> **Dataset records**:
╔══
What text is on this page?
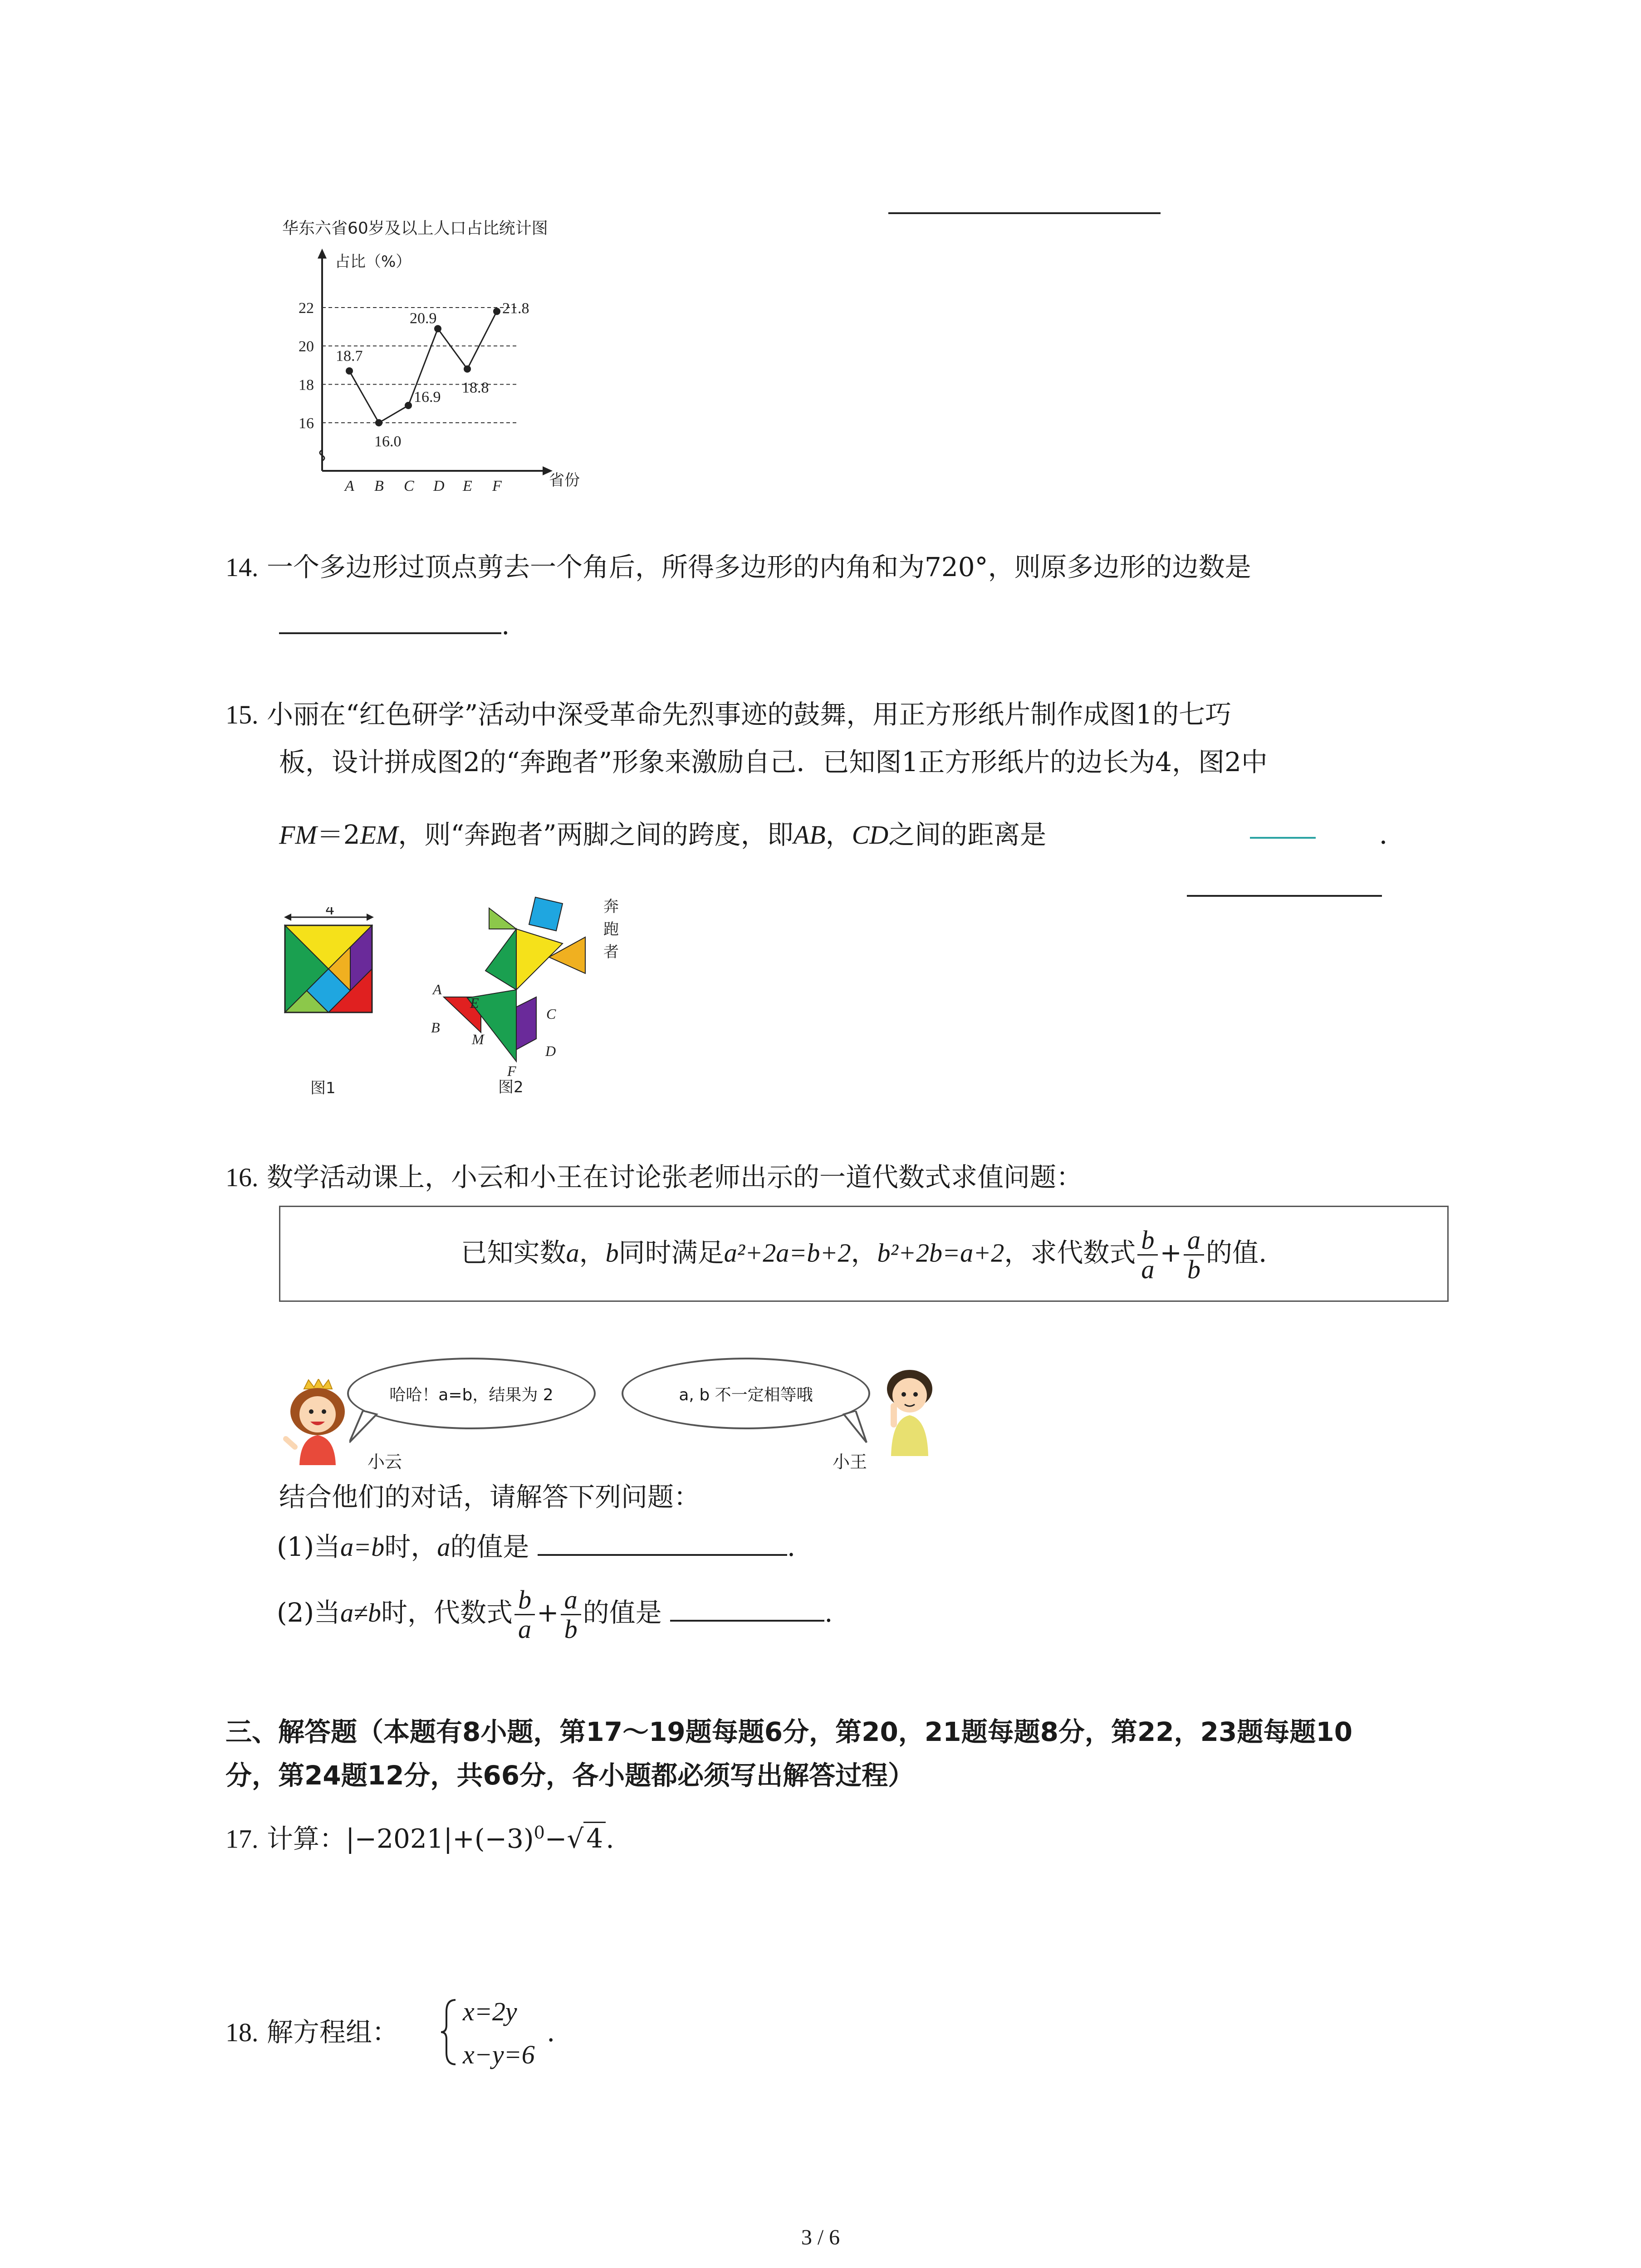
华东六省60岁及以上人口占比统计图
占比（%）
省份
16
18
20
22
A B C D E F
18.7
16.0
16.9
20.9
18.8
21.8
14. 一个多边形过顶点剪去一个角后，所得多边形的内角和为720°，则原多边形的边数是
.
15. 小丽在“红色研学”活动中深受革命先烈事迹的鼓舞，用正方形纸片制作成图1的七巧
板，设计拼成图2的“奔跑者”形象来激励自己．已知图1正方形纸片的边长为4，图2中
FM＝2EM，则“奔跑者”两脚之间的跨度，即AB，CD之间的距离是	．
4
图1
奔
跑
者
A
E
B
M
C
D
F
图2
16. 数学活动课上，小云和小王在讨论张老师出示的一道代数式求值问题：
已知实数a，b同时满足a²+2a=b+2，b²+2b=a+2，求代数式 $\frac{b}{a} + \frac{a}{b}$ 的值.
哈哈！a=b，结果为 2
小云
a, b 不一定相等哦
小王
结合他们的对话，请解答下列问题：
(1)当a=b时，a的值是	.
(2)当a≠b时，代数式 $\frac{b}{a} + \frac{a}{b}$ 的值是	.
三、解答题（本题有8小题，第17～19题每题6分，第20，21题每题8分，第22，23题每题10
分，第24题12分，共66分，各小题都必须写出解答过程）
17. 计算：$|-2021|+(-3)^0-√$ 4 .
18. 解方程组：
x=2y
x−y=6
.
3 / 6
╚══
Set down the material exactly, every line of it, except for the pictures.

What text is on this page?
华东六省60岁及以上人口占比统计图
占比（%）
省份
16
18
20
22
A B C D E F
18.7
16.0
16.9
20.9
18.8
21.8
14. 一个多边形过顶点剪去一个角后，所得多边形的内角和为720°，则原多边形的边数是
.
15. 小丽在“红色研学”活动中深受革命先烈事迹的鼓舞，用正方形纸片制作成图1的七巧
板，设计拼成图2的“奔跑者”形象来激励自己．已知图1正方形纸片的边长为4，图2中
FM＝2EM，则“奔跑者”两脚之间的跨度，即AB，CD之间的距离是	．
4
图1
奔
跑
者
A
E
B
M
C
D
F
图2
16. 数学活动课上，小云和小王在讨论张老师出示的一道代数式求值问题：
已知实数a，b同时满足a²+2a=b+2，b²+2b=a+2，求代数式 $\frac{b}{a} + \frac{a}{b}$ 的值.
哈哈！a=b，结果为 2
小云
a, b 不一定相等哦
小王
结合他们的对话，请解答下列问题：
(1)当a=b时，a的值是	.
(2)当a≠b时，代数式 $\frac{b}{a} + \frac{a}{b}$ 的值是	.
三、解答题（本题有8小题，第17～19题每题6分，第20，21题每题8分，第22，23题每题10
分，第24题12分，共66分，各小题都必须写出解答过程）
17. 计算：$|-2021|+(-3)^0-√$ 4 .
18. 解方程组：
x=2y
x−y=6
.
3 / 6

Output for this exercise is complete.